* Directions *
Copy every line of the entries below exactly as it appears, leaving out the pictures.

Raw records:
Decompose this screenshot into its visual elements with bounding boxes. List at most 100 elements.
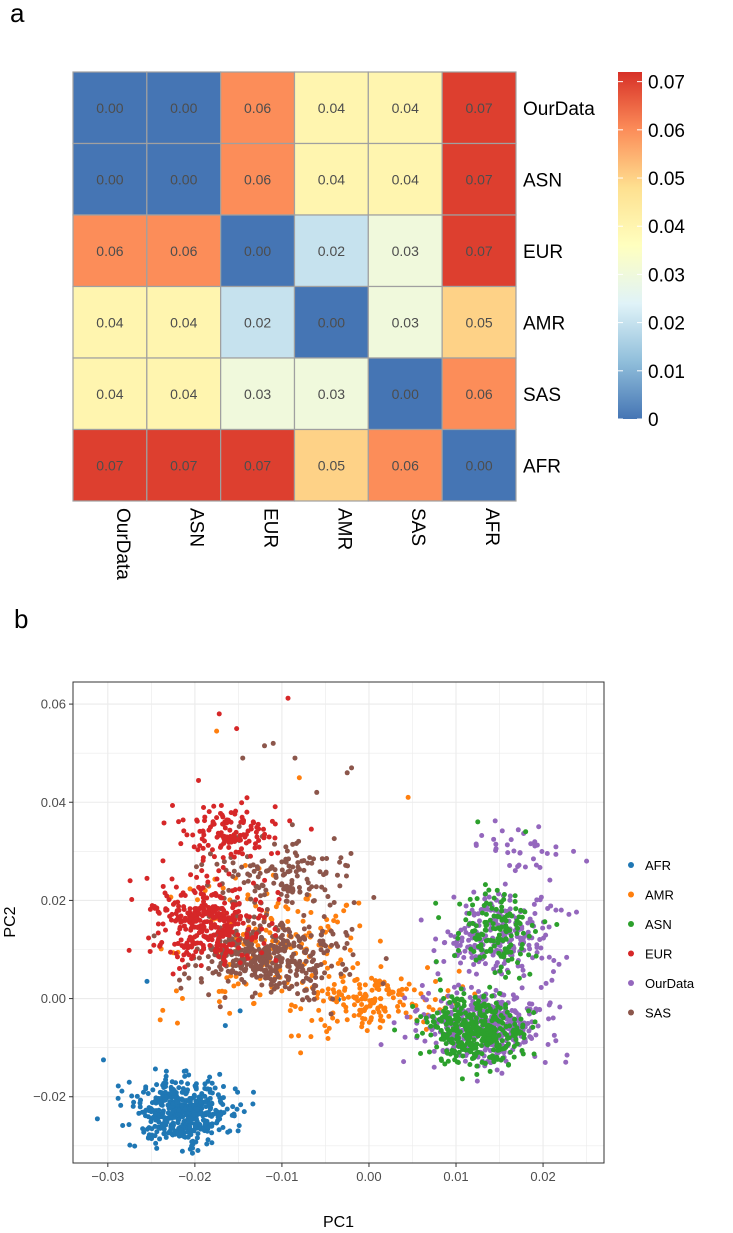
data-point bbox=[311, 856, 317, 862]
heatmap-cell-label: 0.03 bbox=[318, 386, 345, 402]
data-point bbox=[462, 948, 468, 954]
data-point bbox=[516, 975, 522, 981]
data-point bbox=[205, 879, 211, 885]
data-point bbox=[226, 844, 232, 850]
data-point bbox=[196, 955, 202, 961]
data-point bbox=[274, 984, 280, 990]
data-point bbox=[511, 1054, 517, 1060]
data-point bbox=[492, 1009, 498, 1015]
data-point bbox=[539, 955, 545, 961]
data-point bbox=[496, 950, 502, 956]
data-point bbox=[323, 869, 329, 875]
data-point bbox=[546, 954, 552, 960]
data-point bbox=[584, 858, 590, 864]
data-point bbox=[255, 866, 261, 872]
data-point bbox=[254, 974, 260, 980]
data-point bbox=[317, 938, 323, 944]
data-point bbox=[209, 1090, 215, 1096]
series-afr bbox=[94, 978, 341, 1156]
data-point bbox=[538, 894, 544, 900]
data-point bbox=[448, 932, 454, 938]
data-point bbox=[504, 1032, 510, 1038]
data-point bbox=[503, 1024, 509, 1030]
data-point bbox=[168, 917, 174, 923]
data-point bbox=[181, 828, 187, 834]
data-point bbox=[219, 905, 225, 911]
data-point bbox=[191, 1127, 197, 1133]
data-point bbox=[294, 853, 300, 859]
data-point bbox=[383, 956, 389, 962]
data-point bbox=[193, 949, 199, 955]
data-point bbox=[181, 1134, 187, 1140]
data-point bbox=[210, 970, 216, 976]
data-point bbox=[503, 1043, 509, 1049]
data-point bbox=[155, 930, 161, 936]
heatmap-cell-label: 0.05 bbox=[318, 457, 345, 473]
data-point bbox=[234, 894, 240, 900]
data-point bbox=[495, 1047, 501, 1053]
data-point bbox=[248, 896, 254, 902]
data-point bbox=[268, 942, 274, 948]
data-point bbox=[303, 970, 309, 976]
data-point bbox=[253, 897, 259, 903]
data-point bbox=[455, 1035, 461, 1041]
data-point bbox=[192, 1123, 198, 1129]
data-point bbox=[452, 1048, 458, 1054]
data-point bbox=[182, 1073, 188, 1079]
data-point bbox=[359, 1020, 365, 1026]
data-point bbox=[490, 938, 496, 944]
heatmap-cell-label: 0.04 bbox=[170, 386, 197, 402]
heatmap-cell bbox=[441, 285, 517, 359]
data-point bbox=[511, 996, 517, 1002]
heatmap-cell-label: 0.04 bbox=[392, 100, 419, 116]
data-point bbox=[170, 1101, 176, 1107]
data-point bbox=[228, 851, 234, 857]
data-point bbox=[434, 1010, 440, 1016]
data-point bbox=[240, 755, 246, 761]
data-point bbox=[433, 959, 439, 965]
data-point bbox=[210, 1111, 216, 1117]
data-point bbox=[185, 945, 191, 951]
data-point bbox=[443, 1041, 449, 1047]
data-point bbox=[129, 1093, 135, 1099]
data-point bbox=[456, 968, 462, 974]
data-point bbox=[458, 986, 464, 992]
data-point bbox=[177, 977, 183, 983]
data-point bbox=[193, 1139, 199, 1145]
data-point bbox=[322, 970, 328, 976]
data-point bbox=[216, 1112, 222, 1118]
data-point bbox=[285, 695, 291, 701]
data-point bbox=[151, 933, 157, 939]
y-tick-label: −0.02 bbox=[33, 1089, 66, 1104]
legend-key-eur bbox=[628, 950, 634, 957]
data-point bbox=[483, 1041, 489, 1047]
y-axis-title: PC2 bbox=[2, 906, 19, 937]
data-point bbox=[506, 1061, 512, 1067]
data-point bbox=[301, 858, 307, 864]
data-point bbox=[441, 940, 447, 946]
data-point bbox=[209, 1140, 215, 1146]
data-point bbox=[239, 977, 245, 983]
data-point bbox=[249, 937, 255, 943]
data-point bbox=[251, 1001, 257, 1007]
data-point bbox=[359, 1007, 365, 1013]
data-point bbox=[281, 886, 287, 892]
data-point bbox=[378, 1013, 384, 1019]
data-point bbox=[314, 962, 320, 968]
data-point bbox=[447, 999, 453, 1005]
data-point bbox=[331, 900, 337, 906]
heatmap-cell bbox=[146, 428, 222, 502]
data-point bbox=[187, 1106, 193, 1112]
data-point bbox=[226, 871, 232, 877]
data-point bbox=[319, 988, 325, 994]
data-point bbox=[251, 920, 257, 926]
data-point bbox=[300, 978, 306, 984]
data-point bbox=[340, 961, 346, 967]
data-point bbox=[178, 937, 184, 943]
data-point bbox=[214, 861, 220, 867]
data-point bbox=[144, 875, 150, 881]
data-point bbox=[507, 911, 513, 917]
data-point bbox=[325, 991, 331, 997]
data-point bbox=[435, 1024, 441, 1030]
data-point bbox=[205, 1137, 211, 1143]
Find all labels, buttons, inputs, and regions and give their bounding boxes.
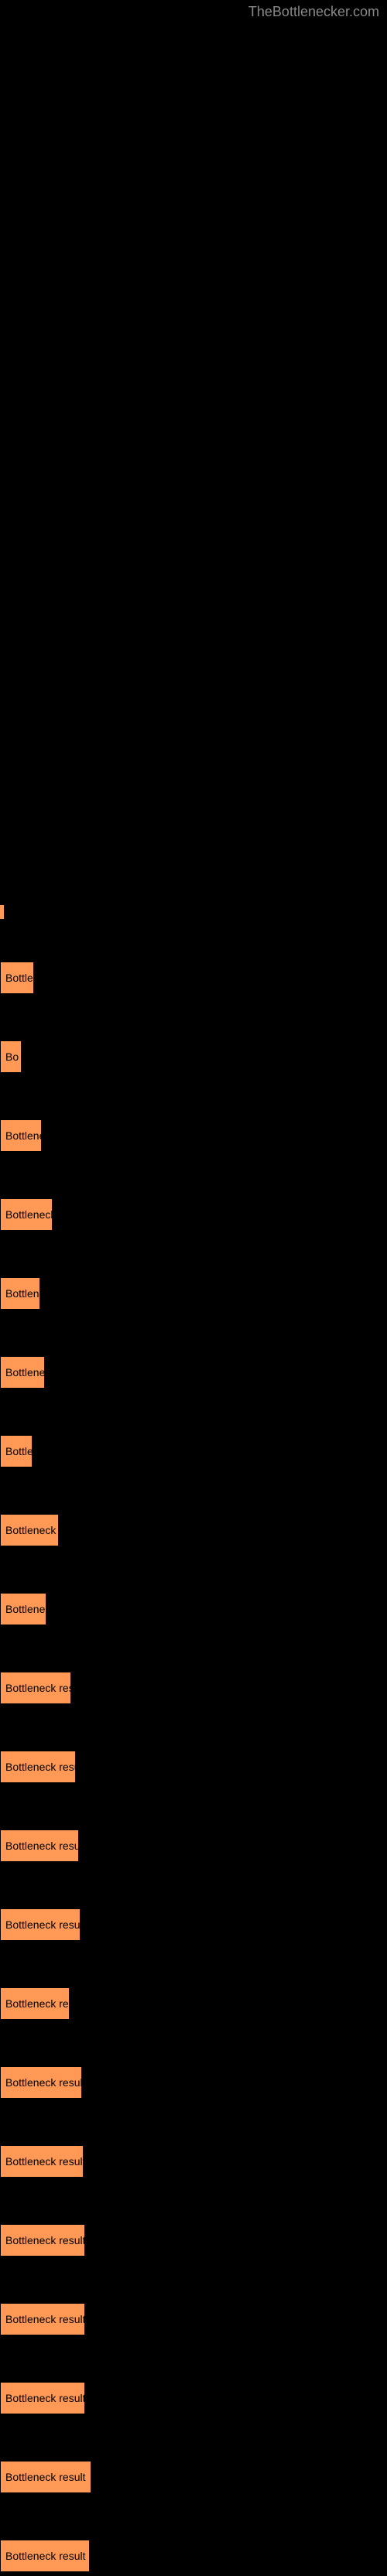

* Response to this exercise *
Decompose this screenshot into its visual elements with bounding boxes. List at most 100 elements.
data-point bbox=[311, 856, 317, 862]
heatmap-cell-label: 0.03 bbox=[318, 386, 345, 402]
data-point bbox=[462, 948, 468, 954]
data-point bbox=[516, 975, 522, 981]
data-point bbox=[205, 879, 211, 885]
data-point bbox=[226, 844, 232, 850]
data-point bbox=[196, 955, 202, 961]
data-point bbox=[274, 984, 280, 990]
data-point bbox=[511, 1054, 517, 1060]
data-point bbox=[492, 1009, 498, 1015]
data-point bbox=[539, 955, 545, 961]
data-point bbox=[496, 950, 502, 956]
data-point bbox=[323, 869, 329, 875]
data-point bbox=[546, 954, 552, 960]
data-point bbox=[584, 858, 590, 864]
data-point bbox=[255, 866, 261, 872]
data-point bbox=[254, 974, 260, 980]
data-point bbox=[317, 938, 323, 944]
data-point bbox=[209, 1090, 215, 1096]
series-afr bbox=[94, 978, 341, 1156]
data-point bbox=[538, 894, 544, 900]
data-point bbox=[448, 932, 454, 938]
data-point bbox=[504, 1032, 510, 1038]
data-point bbox=[503, 1024, 509, 1030]
data-point bbox=[168, 917, 174, 923]
data-point bbox=[181, 828, 187, 834]
data-point bbox=[219, 905, 225, 911]
data-point bbox=[191, 1127, 197, 1133]
data-point bbox=[294, 853, 300, 859]
data-point bbox=[383, 956, 389, 962]
data-point bbox=[193, 949, 199, 955]
data-point bbox=[181, 1134, 187, 1140]
data-point bbox=[210, 970, 216, 976]
data-point bbox=[503, 1043, 509, 1049]
data-point bbox=[155, 930, 161, 936]
heatmap-cell-label: 0.05 bbox=[318, 457, 345, 473]
data-point bbox=[234, 894, 240, 900]
data-point bbox=[495, 1047, 501, 1053]
data-point bbox=[248, 896, 254, 902]
data-point bbox=[268, 942, 274, 948]
data-point bbox=[303, 970, 309, 976]
data-point bbox=[253, 897, 259, 903]
data-point bbox=[455, 1035, 461, 1041]
data-point bbox=[192, 1123, 198, 1129]
data-point bbox=[452, 1048, 458, 1054]
data-point bbox=[182, 1073, 188, 1079]
data-point bbox=[359, 1020, 365, 1026]
data-point bbox=[490, 938, 496, 944]
heatmap-cell-label: 0.04 bbox=[170, 386, 197, 402]
heatmap-cell bbox=[441, 285, 517, 359]
data-point bbox=[511, 996, 517, 1002]
heatmap-cell-label: 0.04 bbox=[392, 100, 419, 116]
data-point bbox=[170, 1101, 176, 1107]
data-point bbox=[228, 851, 234, 857]
data-point bbox=[434, 1010, 440, 1016]
data-point bbox=[240, 755, 246, 761]
data-point bbox=[433, 959, 439, 965]
data-point bbox=[210, 1111, 216, 1117]
data-point bbox=[185, 945, 191, 951]
data-point bbox=[443, 1041, 449, 1047]
data-point bbox=[129, 1093, 135, 1099]
data-point bbox=[456, 968, 462, 974]
data-point bbox=[458, 986, 464, 992]
data-point bbox=[177, 977, 183, 983]
data-point bbox=[193, 1139, 199, 1145]
data-point bbox=[322, 970, 328, 976]
data-point bbox=[216, 1112, 222, 1118]
data-point bbox=[285, 695, 291, 701]
data-point bbox=[151, 933, 157, 939]
y-tick-label: −0.02 bbox=[33, 1089, 66, 1104]
legend-key-eur bbox=[628, 950, 634, 957]
data-point bbox=[483, 1041, 489, 1047]
y-axis-title: PC2 bbox=[2, 906, 19, 937]
data-point bbox=[506, 1061, 512, 1067]
data-point bbox=[301, 858, 307, 864]
data-point bbox=[441, 940, 447, 946]
data-point bbox=[209, 1140, 215, 1146]
data-point bbox=[239, 977, 245, 983]
data-point bbox=[249, 937, 255, 943]
data-point bbox=[251, 1001, 257, 1007]
data-point bbox=[359, 1007, 365, 1013]
data-point bbox=[281, 886, 287, 892]
data-point bbox=[378, 1013, 384, 1019]
data-point bbox=[314, 962, 320, 968]
data-point bbox=[447, 999, 453, 1005]
data-point bbox=[331, 900, 337, 906]
heatmap-cell bbox=[146, 428, 222, 502]
data-point bbox=[187, 1106, 193, 1112]
data-point bbox=[226, 871, 232, 877]
data-point bbox=[319, 988, 325, 994]
data-point bbox=[251, 920, 257, 926]
data-point bbox=[300, 978, 306, 984]
data-point bbox=[340, 961, 346, 967]
data-point bbox=[178, 937, 184, 943]
data-point bbox=[214, 861, 220, 867]
data-point bbox=[144, 875, 150, 881]
data-point bbox=[507, 911, 513, 917]
data-point bbox=[325, 991, 331, 997]
data-point bbox=[435, 1024, 441, 1030]
data-point bbox=[205, 1137, 211, 1143]
Find all labels, buttons, inputs, and regions and give their bounding boxes.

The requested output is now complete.